- GIVEN DATA:
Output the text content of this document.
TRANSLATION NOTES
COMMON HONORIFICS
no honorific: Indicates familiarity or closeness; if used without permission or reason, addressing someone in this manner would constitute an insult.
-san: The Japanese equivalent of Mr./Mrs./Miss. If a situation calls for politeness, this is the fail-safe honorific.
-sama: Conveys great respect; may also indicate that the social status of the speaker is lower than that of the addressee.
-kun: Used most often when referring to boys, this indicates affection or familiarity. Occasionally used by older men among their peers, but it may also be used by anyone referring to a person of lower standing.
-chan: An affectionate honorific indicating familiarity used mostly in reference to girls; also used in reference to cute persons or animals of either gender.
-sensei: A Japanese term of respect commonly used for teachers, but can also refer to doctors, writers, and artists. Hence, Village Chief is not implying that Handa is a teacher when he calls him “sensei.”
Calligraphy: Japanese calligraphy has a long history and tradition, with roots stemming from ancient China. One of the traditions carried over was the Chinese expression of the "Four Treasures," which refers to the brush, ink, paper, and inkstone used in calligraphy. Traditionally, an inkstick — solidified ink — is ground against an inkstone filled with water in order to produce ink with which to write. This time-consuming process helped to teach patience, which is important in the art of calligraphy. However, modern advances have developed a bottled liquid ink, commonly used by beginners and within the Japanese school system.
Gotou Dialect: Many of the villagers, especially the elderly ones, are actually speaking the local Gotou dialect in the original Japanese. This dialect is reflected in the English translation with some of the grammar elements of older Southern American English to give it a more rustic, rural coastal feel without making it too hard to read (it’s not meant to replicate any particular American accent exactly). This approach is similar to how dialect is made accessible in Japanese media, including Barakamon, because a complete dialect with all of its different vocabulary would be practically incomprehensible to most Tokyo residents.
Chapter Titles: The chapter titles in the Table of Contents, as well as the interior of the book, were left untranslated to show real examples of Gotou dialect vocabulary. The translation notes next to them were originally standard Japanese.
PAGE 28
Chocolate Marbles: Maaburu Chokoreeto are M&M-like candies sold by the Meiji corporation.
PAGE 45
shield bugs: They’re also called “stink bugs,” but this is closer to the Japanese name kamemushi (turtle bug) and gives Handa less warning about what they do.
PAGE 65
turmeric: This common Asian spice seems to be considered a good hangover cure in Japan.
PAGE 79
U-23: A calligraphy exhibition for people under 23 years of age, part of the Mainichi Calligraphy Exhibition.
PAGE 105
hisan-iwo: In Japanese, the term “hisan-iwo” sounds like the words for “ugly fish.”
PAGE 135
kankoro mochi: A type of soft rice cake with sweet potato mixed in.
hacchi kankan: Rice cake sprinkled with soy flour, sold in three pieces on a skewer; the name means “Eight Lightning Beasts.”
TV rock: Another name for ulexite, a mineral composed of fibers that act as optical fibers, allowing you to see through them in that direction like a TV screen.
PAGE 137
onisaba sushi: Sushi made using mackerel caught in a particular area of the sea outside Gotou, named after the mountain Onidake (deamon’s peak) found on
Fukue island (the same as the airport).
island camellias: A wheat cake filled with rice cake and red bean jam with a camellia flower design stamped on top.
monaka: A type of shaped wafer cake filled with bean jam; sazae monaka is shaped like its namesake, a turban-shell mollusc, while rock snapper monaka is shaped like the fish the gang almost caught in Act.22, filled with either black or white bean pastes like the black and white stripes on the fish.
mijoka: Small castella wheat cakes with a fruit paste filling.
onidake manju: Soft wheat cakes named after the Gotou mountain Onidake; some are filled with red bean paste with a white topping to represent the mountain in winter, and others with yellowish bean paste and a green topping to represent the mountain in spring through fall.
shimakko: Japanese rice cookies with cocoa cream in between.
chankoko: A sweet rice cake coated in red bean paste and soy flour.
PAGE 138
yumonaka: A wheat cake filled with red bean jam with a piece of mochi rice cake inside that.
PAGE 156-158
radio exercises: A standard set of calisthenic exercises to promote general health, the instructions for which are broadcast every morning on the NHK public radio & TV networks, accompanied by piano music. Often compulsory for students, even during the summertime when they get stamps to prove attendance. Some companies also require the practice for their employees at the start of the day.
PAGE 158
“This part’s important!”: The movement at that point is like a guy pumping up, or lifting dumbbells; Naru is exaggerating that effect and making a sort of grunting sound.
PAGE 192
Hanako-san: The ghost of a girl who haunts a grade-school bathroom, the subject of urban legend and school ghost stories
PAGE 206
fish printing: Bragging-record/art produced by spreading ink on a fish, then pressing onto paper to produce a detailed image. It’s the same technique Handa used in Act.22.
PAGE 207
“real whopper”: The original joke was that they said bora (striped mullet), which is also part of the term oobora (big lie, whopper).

- WHAT TO PRODUCE: From the entries above, copy every line containing the word "familiarity".

- TASK RESULT:
no honorific: Indicates familiarity or closeness; if used without permission or reason, addressing someone in this manner would constitute an insult.
-kun: Used most often when referring to boys, this indicates affection or familiarity. Occasionally used by older men among their peers, but it may also be used by anyone referring to a person of lower standing.
-chan: An affectionate honorific indicating familiarity used mostly in reference to girls; also used in reference to cute persons or animals of either gender.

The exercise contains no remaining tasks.